── The records

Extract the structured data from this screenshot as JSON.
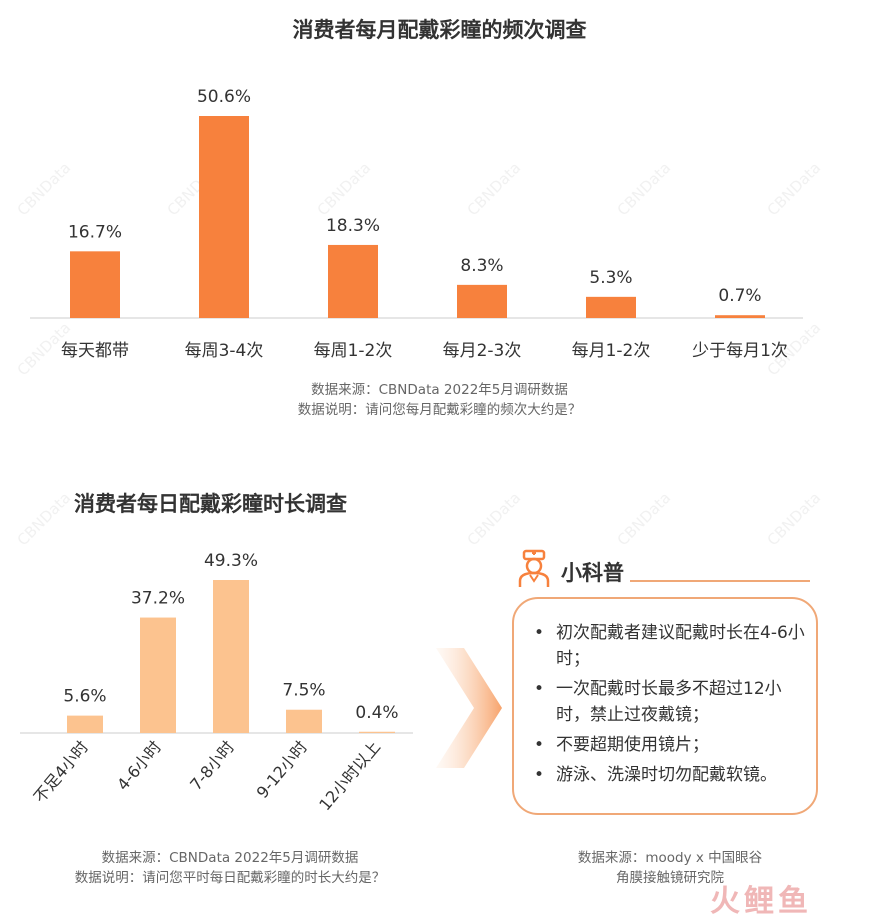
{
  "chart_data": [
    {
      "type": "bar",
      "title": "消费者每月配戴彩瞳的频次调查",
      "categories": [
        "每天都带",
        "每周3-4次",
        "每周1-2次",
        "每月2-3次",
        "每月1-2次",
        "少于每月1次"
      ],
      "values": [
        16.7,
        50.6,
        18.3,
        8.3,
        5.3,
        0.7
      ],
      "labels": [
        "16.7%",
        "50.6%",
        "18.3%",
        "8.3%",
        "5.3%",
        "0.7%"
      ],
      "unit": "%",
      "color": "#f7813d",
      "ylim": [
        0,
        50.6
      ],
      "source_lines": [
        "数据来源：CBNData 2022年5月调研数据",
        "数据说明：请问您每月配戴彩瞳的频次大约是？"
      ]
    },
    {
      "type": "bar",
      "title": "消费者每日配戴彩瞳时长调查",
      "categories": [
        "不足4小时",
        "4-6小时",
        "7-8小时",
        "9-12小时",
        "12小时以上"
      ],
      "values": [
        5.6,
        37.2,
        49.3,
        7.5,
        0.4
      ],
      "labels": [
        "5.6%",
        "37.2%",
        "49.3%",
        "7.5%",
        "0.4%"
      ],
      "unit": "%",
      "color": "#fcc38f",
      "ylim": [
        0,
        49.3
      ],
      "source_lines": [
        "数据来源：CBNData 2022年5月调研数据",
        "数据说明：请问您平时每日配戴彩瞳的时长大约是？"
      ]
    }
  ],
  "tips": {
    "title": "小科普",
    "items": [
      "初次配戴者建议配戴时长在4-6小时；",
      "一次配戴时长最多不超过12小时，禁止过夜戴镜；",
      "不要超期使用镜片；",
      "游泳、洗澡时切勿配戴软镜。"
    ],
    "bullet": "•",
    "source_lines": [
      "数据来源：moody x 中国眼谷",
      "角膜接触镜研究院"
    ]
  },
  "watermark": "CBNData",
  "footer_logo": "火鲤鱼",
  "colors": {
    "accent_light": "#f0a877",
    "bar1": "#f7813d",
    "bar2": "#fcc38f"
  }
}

────

- _Short problem_: Transcribe the records verbatim and omit the images.

- _Written reply_:
Extract the structured data from this screenshot as JSON.
{
  "chart_data": [
    {
      "type": "bar",
      "title": "消费者每月配戴彩瞳的频次调查",
      "categories": [
        "每天都带",
        "每周3-4次",
        "每周1-2次",
        "每月2-3次",
        "每月1-2次",
        "少于每月1次"
      ],
      "values": [
        16.7,
        50.6,
        18.3,
        8.3,
        5.3,
        0.7
      ],
      "labels": [
        "16.7%",
        "50.6%",
        "18.3%",
        "8.3%",
        "5.3%",
        "0.7%"
      ],
      "unit": "%",
      "color": "#f7813d",
      "ylim": [
        0,
        50.6
      ],
      "source_lines": [
        "数据来源：CBNData 2022年5月调研数据",
        "数据说明：请问您每月配戴彩瞳的频次大约是？"
      ]
    },
    {
      "type": "bar",
      "title": "消费者每日配戴彩瞳时长调查",
      "categories": [
        "不足4小时",
        "4-6小时",
        "7-8小时",
        "9-12小时",
        "12小时以上"
      ],
      "values": [
        5.6,
        37.2,
        49.3,
        7.5,
        0.4
      ],
      "labels": [
        "5.6%",
        "37.2%",
        "49.3%",
        "7.5%",
        "0.4%"
      ],
      "unit": "%",
      "color": "#fcc38f",
      "ylim": [
        0,
        49.3
      ],
      "source_lines": [
        "数据来源：CBNData 2022年5月调研数据",
        "数据说明：请问您平时每日配戴彩瞳的时长大约是？"
      ]
    }
  ],
  "tips": {
    "title": "小科普",
    "items": [
      "初次配戴者建议配戴时长在4-6小时；",
      "一次配戴时长最多不超过12小时，禁止过夜戴镜；",
      "不要超期使用镜片；",
      "游泳、洗澡时切勿配戴软镜。"
    ],
    "bullet": "•",
    "source_lines": [
      "数据来源：moody x 中国眼谷",
      "角膜接触镜研究院"
    ]
  },
  "watermark": "CBNData",
  "footer_logo": "火鲤鱼",
  "colors": {
    "accent_light": "#f0a877",
    "bar1": "#f7813d",
    "bar2": "#fcc38f"
  }
}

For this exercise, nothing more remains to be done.